Rewrite the entries as a numbered list, starting at their first line and stopping after the line that contains "inset: [249, 107, 341, 197]". Omit any blank lines.

^^^^

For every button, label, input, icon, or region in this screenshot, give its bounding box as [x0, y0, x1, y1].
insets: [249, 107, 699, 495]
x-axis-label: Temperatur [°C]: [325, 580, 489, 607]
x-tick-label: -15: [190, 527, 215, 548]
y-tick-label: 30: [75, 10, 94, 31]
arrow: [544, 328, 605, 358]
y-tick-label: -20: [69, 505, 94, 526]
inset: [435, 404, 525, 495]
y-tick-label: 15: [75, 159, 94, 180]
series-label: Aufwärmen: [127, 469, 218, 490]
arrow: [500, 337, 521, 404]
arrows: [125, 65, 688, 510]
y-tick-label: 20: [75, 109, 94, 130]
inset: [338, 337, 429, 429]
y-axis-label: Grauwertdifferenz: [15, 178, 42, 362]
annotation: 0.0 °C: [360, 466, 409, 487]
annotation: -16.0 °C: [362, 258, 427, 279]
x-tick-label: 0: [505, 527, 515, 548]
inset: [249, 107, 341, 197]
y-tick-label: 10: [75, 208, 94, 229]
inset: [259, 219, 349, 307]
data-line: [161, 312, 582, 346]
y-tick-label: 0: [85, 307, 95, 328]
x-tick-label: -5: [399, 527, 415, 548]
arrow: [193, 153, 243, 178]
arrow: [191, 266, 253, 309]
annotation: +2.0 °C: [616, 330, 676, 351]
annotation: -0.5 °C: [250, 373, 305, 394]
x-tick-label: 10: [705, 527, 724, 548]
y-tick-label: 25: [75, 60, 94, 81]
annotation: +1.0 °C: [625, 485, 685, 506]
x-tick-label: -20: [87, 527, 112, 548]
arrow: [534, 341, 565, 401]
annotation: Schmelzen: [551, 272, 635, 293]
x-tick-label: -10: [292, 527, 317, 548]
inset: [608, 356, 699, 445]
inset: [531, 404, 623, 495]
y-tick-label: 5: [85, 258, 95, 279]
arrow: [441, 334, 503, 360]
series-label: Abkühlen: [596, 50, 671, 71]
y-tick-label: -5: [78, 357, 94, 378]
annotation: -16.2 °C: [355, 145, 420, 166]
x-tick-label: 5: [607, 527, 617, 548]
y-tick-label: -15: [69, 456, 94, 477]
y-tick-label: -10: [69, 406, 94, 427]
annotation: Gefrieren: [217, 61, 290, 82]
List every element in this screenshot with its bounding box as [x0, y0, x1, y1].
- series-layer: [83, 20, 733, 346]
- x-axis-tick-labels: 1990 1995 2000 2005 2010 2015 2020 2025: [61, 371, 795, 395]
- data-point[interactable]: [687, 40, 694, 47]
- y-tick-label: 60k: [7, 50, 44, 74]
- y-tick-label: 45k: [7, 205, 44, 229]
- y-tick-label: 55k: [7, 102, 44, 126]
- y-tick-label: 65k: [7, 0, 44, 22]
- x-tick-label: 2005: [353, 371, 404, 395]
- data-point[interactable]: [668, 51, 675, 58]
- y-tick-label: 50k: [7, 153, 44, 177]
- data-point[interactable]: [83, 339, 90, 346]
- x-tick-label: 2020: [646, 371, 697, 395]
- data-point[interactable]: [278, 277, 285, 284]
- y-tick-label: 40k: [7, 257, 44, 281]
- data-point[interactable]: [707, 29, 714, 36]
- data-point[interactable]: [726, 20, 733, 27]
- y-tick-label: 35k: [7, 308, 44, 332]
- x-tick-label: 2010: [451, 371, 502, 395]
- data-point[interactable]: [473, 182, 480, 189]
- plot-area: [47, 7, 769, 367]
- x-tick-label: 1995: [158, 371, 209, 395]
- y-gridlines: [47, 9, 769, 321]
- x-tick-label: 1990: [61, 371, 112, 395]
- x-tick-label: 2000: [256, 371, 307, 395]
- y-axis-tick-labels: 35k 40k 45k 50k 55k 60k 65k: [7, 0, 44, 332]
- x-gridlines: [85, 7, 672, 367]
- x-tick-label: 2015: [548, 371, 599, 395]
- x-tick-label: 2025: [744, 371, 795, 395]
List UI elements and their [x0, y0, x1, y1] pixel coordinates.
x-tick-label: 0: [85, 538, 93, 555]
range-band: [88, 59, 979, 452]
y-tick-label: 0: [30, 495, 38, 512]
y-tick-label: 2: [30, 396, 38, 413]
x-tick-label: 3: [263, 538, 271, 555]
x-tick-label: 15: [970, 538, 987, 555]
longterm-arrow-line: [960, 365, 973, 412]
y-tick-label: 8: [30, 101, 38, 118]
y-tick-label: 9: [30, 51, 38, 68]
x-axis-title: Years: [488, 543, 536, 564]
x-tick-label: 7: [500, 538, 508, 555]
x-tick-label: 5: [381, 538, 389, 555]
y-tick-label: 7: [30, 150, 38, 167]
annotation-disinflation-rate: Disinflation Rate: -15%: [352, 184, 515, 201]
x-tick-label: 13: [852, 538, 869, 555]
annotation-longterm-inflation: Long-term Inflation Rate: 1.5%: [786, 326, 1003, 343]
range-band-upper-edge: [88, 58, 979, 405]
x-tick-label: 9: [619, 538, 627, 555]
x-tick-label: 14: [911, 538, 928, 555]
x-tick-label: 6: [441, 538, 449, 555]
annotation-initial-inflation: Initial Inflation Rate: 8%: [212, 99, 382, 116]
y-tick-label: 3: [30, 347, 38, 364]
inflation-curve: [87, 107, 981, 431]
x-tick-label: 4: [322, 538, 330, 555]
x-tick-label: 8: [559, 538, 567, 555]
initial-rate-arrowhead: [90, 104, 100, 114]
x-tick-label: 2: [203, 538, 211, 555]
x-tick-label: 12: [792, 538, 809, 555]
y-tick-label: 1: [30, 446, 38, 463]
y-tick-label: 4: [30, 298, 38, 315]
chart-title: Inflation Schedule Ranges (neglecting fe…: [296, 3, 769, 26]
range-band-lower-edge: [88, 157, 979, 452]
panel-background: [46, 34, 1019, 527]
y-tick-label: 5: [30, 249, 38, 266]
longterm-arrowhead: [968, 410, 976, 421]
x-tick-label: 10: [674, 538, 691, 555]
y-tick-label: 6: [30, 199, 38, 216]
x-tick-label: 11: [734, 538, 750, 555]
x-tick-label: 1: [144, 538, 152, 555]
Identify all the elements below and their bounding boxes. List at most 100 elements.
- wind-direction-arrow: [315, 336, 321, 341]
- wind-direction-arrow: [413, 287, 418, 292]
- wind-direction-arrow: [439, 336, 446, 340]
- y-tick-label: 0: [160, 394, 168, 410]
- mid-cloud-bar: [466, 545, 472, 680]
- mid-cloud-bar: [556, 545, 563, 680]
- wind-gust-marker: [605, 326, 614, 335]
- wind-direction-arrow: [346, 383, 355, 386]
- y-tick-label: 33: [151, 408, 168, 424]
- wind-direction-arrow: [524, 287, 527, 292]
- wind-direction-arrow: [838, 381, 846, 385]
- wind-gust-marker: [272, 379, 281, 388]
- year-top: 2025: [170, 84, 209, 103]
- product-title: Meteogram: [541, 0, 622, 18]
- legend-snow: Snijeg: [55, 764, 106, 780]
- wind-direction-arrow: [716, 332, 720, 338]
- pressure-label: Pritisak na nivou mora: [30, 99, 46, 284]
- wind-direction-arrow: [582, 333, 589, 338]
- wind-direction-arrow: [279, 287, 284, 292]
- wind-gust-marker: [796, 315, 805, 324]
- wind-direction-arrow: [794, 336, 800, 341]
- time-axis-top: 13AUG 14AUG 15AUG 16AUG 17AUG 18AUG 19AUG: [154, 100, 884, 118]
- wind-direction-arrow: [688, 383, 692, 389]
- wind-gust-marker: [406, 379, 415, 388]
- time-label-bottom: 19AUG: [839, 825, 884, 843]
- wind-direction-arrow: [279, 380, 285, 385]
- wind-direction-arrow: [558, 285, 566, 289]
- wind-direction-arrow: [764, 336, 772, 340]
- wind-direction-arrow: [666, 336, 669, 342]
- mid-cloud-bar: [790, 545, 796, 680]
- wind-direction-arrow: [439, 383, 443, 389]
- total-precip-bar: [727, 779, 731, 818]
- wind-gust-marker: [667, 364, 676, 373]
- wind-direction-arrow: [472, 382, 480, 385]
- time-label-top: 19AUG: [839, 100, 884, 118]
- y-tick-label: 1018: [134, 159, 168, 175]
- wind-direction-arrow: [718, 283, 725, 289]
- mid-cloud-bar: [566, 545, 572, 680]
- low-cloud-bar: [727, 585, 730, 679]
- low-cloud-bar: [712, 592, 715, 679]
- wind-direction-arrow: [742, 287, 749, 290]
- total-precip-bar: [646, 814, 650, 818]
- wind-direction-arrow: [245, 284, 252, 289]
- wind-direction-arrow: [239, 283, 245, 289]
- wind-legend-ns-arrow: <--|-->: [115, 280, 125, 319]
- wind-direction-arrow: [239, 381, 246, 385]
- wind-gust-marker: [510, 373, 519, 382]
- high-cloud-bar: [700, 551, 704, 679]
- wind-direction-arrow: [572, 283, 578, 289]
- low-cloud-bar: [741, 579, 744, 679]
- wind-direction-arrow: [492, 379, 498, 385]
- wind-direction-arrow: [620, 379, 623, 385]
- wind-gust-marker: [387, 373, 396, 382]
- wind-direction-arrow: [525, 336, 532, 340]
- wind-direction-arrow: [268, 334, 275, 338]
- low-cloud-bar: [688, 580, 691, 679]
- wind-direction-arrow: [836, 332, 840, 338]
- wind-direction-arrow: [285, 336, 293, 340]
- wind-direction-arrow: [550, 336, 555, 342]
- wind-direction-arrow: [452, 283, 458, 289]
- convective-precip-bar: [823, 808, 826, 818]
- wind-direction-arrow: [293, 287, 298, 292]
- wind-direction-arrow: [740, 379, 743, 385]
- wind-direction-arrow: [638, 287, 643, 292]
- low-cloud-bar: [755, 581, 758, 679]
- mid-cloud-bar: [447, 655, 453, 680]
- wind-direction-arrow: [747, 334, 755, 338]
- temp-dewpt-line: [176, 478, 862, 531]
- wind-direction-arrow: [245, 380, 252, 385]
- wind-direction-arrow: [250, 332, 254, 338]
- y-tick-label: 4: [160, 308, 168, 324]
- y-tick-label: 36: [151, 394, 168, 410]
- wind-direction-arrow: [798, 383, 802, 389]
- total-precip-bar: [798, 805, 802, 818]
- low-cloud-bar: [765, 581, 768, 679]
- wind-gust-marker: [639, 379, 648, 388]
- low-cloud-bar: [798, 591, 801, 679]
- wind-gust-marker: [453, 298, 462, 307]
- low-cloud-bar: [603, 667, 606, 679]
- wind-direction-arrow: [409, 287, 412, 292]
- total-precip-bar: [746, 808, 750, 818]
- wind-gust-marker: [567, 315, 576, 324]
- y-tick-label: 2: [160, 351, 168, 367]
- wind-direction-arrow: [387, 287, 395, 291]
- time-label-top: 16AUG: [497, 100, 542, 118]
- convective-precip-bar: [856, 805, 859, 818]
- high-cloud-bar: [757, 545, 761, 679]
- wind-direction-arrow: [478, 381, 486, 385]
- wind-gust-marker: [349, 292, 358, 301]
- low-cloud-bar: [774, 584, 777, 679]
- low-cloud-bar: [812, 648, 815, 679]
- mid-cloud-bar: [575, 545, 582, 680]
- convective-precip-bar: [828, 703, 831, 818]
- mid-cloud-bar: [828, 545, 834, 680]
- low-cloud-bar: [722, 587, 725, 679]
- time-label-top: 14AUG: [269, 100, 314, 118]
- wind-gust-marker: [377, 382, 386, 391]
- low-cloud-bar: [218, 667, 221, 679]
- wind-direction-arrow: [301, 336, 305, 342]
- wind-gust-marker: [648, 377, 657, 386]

^^^^

Task solution
1. For every button, label, input, icon, or region in this screenshot, give its bounding box as [x0, y0, x1, y1].
2. insets: [249, 107, 699, 495]
3. x-axis-label: Temperatur [°C]: [325, 580, 489, 607]
4. x-tick-label: -15: [190, 527, 215, 548]
5. y-tick-label: 30: [75, 10, 94, 31]
6. arrow: [544, 328, 605, 358]
7. y-tick-label: -20: [69, 505, 94, 526]
8. inset: [435, 404, 525, 495]
9. y-tick-label: 15: [75, 159, 94, 180]
10. series-label: Aufwärmen: [127, 469, 218, 490]
11. arrow: [500, 337, 521, 404]
12. arrows: [125, 65, 688, 510]
13. y-tick-label: 20: [75, 109, 94, 130]
14. inset: [338, 337, 429, 429]
15. y-axis-label: Grauwertdifferenz: [15, 178, 42, 362]
16. annotation: 0.0 °C: [360, 466, 409, 487]
17. annotation: -16.0 °C: [362, 258, 427, 279]
18. x-tick-label: 0: [505, 527, 515, 548]
19. inset: [249, 107, 341, 197]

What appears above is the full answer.